The exercise >>
Find and copy every line in the records that includes the string "JSON".

Records supplied >>
-=-=-=-=-

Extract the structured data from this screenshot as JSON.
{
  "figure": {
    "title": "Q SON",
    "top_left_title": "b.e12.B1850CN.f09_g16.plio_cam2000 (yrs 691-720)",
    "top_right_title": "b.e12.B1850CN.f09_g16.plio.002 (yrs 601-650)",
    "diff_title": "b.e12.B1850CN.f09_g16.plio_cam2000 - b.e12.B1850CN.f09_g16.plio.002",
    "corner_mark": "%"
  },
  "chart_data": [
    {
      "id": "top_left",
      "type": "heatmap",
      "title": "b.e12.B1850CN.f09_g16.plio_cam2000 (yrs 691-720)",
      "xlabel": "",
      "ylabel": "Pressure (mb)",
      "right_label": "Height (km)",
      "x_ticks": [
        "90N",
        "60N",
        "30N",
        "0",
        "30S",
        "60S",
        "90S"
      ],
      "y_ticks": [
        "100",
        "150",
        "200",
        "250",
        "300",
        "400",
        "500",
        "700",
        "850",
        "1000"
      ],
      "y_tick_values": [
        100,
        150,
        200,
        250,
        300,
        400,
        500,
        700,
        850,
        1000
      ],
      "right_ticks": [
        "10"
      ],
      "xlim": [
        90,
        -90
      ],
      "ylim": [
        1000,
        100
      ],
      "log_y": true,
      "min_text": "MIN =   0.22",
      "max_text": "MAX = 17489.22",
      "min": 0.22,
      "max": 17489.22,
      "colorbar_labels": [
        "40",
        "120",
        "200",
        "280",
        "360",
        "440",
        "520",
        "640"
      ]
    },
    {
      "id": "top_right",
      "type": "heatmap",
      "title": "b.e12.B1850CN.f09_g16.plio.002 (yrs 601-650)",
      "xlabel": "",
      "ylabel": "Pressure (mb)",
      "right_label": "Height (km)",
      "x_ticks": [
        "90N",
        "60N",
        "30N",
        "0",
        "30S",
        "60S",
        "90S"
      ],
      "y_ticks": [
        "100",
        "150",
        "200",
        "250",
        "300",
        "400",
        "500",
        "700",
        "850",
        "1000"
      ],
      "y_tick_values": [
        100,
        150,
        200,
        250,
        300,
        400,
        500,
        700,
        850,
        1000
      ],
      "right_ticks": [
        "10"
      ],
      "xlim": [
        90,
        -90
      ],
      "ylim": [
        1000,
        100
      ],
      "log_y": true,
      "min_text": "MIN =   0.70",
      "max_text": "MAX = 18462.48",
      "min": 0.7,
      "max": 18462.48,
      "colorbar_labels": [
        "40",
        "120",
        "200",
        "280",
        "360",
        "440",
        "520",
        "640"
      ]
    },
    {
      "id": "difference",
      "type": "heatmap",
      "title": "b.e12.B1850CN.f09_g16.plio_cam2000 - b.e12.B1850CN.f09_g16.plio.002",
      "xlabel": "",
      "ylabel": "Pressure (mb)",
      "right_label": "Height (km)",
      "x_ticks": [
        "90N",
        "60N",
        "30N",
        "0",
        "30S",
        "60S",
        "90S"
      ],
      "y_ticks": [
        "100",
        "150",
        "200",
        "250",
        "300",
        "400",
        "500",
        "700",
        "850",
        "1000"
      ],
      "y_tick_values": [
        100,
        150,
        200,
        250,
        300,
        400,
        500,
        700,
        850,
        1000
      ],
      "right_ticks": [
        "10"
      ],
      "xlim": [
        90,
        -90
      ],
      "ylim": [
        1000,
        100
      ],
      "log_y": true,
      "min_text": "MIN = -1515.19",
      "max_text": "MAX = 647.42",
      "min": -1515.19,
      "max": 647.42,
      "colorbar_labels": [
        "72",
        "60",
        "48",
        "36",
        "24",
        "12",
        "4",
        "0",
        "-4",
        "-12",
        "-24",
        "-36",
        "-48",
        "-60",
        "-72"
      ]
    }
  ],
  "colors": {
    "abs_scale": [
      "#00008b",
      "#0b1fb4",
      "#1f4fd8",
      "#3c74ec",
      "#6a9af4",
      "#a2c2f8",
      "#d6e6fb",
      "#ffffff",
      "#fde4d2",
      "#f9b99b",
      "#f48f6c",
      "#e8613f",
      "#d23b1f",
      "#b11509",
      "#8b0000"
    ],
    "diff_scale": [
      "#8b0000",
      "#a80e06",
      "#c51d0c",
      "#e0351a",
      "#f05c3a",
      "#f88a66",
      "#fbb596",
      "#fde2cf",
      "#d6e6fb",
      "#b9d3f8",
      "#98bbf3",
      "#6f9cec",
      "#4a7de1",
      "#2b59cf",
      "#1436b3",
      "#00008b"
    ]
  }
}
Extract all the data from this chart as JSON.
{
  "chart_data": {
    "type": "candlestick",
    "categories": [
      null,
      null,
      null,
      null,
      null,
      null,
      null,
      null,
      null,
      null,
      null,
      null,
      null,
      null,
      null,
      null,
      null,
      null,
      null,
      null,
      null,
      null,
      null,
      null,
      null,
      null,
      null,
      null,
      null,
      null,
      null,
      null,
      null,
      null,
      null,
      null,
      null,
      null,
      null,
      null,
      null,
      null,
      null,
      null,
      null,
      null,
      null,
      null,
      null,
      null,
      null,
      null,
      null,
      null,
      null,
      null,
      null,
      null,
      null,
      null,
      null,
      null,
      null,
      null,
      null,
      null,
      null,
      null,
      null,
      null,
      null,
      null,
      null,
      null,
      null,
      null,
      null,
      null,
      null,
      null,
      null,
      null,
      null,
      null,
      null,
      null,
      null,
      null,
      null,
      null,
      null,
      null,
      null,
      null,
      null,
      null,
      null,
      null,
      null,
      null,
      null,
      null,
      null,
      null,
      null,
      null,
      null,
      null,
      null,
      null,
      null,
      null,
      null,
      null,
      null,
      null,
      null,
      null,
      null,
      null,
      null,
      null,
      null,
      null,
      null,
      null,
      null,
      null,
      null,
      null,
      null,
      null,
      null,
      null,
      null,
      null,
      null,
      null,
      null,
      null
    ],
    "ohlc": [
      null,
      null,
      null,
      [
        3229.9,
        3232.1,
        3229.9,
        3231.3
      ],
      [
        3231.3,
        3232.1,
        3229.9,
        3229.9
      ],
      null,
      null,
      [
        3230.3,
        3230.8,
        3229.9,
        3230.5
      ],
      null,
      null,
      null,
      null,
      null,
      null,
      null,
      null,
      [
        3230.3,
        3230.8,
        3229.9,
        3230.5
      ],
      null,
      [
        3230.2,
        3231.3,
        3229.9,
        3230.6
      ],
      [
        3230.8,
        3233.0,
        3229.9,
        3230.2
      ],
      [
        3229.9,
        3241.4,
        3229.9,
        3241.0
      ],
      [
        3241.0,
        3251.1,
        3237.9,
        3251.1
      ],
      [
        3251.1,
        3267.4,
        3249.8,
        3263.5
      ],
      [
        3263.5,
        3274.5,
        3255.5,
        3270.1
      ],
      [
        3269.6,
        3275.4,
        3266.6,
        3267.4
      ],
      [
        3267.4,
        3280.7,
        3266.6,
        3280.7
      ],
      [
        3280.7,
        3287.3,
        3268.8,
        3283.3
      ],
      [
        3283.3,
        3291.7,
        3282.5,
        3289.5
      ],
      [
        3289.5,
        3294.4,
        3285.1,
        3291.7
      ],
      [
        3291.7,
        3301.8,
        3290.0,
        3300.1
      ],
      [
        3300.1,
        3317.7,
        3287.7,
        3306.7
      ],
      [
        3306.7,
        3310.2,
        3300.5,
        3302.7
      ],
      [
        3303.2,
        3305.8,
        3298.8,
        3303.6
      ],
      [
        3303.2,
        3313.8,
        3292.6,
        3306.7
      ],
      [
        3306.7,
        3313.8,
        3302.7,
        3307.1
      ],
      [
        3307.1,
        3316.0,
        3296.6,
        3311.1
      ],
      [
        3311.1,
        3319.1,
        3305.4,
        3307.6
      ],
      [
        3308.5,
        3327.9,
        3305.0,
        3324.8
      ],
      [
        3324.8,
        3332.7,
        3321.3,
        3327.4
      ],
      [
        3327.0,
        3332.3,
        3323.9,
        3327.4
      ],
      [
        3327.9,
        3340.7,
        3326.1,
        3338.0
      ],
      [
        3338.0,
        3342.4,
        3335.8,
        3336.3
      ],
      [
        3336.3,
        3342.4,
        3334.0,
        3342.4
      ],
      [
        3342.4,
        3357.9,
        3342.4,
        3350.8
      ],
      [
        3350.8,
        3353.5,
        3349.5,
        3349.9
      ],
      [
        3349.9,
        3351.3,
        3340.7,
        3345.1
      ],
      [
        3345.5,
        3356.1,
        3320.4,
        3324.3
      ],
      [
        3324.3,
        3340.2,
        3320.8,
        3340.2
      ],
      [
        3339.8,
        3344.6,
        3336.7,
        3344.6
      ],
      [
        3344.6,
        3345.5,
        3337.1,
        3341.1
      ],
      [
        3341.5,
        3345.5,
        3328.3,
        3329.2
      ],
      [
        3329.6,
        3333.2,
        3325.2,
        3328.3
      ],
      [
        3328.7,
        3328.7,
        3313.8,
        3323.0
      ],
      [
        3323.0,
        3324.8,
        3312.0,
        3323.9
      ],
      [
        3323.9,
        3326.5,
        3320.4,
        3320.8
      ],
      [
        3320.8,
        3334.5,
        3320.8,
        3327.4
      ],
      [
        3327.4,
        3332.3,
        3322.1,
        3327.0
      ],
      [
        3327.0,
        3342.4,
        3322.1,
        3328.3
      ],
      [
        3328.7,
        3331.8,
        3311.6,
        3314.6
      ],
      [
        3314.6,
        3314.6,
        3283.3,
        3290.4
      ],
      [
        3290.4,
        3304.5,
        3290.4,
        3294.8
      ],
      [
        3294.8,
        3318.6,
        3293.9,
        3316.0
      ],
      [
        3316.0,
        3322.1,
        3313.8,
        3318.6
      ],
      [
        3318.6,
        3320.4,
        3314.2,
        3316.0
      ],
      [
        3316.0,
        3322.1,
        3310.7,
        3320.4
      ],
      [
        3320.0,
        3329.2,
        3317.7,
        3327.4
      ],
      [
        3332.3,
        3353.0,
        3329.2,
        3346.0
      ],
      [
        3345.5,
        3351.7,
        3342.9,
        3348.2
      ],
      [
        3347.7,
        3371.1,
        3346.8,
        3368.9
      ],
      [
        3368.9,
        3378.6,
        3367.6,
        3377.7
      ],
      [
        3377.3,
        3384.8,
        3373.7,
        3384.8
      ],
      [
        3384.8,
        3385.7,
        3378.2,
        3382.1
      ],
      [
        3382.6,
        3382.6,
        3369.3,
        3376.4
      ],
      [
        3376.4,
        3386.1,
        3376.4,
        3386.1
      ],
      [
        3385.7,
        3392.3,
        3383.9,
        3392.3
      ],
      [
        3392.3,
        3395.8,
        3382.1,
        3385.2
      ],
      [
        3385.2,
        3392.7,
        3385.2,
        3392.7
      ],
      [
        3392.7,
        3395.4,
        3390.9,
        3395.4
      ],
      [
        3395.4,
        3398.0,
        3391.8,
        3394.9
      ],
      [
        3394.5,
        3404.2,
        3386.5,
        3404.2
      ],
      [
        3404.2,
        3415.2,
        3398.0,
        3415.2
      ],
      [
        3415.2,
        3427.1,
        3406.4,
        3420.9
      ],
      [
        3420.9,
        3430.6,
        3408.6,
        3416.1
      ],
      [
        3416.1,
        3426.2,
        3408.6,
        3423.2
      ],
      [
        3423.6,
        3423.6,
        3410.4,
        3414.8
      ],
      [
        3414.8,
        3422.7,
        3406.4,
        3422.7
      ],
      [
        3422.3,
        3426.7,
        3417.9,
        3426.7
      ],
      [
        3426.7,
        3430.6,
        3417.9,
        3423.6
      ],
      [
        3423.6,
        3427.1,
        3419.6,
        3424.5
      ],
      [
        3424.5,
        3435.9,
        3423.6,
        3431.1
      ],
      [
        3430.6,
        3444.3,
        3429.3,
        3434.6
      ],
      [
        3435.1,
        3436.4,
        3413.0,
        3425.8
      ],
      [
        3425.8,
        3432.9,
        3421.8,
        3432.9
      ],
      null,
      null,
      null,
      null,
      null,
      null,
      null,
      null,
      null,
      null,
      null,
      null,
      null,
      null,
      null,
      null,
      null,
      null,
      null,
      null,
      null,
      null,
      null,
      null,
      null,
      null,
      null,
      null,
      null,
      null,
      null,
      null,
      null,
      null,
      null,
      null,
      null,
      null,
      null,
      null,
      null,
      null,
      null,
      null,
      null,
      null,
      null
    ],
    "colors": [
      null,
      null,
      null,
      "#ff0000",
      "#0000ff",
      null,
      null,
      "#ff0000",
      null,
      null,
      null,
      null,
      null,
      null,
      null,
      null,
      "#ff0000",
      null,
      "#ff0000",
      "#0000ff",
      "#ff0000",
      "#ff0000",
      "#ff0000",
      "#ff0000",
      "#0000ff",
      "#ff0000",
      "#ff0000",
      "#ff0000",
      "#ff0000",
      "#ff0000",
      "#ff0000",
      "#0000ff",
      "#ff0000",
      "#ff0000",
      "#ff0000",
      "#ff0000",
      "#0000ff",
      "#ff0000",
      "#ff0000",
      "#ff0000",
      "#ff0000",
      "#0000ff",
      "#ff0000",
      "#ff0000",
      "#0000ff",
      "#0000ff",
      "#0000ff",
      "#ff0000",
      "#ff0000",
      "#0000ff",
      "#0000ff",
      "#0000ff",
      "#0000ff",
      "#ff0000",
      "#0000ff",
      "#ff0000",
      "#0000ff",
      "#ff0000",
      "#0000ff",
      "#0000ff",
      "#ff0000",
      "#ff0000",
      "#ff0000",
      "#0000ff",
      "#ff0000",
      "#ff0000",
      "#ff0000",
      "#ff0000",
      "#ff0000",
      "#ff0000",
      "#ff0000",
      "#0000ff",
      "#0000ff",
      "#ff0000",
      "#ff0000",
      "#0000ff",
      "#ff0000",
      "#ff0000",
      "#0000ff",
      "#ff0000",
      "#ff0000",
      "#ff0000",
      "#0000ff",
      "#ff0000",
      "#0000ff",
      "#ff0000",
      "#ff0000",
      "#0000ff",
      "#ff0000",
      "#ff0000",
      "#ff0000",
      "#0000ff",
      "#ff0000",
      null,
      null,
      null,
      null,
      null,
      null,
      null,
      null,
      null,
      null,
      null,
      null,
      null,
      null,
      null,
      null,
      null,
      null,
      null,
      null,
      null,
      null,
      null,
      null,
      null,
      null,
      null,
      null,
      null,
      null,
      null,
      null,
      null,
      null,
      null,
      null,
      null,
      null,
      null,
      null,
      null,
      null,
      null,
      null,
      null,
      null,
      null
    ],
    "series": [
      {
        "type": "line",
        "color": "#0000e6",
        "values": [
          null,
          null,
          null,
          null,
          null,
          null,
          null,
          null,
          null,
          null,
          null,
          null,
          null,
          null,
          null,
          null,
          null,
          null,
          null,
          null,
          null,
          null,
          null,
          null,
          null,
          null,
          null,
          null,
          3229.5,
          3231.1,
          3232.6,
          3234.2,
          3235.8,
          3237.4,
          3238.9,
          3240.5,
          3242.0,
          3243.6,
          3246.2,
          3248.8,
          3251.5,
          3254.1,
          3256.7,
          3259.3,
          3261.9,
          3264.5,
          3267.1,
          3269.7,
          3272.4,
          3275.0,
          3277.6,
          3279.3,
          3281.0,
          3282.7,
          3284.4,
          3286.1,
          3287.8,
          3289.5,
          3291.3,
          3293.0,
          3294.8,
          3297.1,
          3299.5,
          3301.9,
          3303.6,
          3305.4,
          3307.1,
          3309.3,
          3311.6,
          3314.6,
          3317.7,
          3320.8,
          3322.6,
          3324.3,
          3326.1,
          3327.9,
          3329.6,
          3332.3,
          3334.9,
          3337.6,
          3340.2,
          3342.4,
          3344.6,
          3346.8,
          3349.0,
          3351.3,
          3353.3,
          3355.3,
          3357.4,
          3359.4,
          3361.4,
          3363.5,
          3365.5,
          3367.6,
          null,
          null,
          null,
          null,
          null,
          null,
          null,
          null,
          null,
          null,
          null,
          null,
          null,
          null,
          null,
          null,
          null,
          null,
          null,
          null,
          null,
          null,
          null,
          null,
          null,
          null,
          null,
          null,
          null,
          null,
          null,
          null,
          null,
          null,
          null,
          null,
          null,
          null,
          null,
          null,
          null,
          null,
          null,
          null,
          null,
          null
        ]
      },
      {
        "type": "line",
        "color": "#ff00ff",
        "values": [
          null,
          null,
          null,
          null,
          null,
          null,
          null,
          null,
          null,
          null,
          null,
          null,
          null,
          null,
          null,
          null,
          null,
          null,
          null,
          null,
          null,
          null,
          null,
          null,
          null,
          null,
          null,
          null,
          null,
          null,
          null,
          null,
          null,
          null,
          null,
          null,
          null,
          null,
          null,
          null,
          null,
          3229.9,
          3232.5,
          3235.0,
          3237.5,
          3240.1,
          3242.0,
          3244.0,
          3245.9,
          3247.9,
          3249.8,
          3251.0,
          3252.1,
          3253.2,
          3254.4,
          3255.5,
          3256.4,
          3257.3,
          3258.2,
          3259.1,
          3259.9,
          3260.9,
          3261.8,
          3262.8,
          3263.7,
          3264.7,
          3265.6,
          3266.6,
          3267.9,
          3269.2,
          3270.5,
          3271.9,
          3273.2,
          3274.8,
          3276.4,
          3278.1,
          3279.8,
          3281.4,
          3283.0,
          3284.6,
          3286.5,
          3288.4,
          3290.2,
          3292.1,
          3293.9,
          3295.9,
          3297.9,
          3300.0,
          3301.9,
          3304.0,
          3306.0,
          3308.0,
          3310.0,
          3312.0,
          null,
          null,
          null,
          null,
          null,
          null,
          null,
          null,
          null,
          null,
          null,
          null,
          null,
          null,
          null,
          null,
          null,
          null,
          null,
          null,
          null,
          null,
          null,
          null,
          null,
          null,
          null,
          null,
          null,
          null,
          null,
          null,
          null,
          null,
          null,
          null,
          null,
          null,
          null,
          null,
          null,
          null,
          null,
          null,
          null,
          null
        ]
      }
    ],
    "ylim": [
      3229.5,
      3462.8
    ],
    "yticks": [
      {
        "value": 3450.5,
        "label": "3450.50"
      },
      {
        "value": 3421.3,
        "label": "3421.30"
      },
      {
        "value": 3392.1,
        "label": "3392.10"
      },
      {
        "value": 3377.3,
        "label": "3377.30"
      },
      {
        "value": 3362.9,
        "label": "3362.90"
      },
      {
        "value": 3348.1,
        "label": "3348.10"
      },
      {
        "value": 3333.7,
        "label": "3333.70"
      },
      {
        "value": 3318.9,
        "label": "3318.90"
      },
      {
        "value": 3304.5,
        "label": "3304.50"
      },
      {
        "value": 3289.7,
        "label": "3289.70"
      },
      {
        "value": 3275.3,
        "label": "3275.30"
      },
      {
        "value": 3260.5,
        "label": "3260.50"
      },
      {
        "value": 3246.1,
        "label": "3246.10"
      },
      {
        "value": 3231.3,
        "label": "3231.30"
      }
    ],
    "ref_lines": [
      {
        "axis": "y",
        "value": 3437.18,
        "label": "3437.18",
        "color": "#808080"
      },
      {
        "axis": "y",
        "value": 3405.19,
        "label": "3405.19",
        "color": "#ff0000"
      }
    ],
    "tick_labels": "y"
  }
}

-=-=-=-=-

Result of this exercise >>
Extract the structured data from this screenshot as JSON.
Extract all the data from this chart as JSON.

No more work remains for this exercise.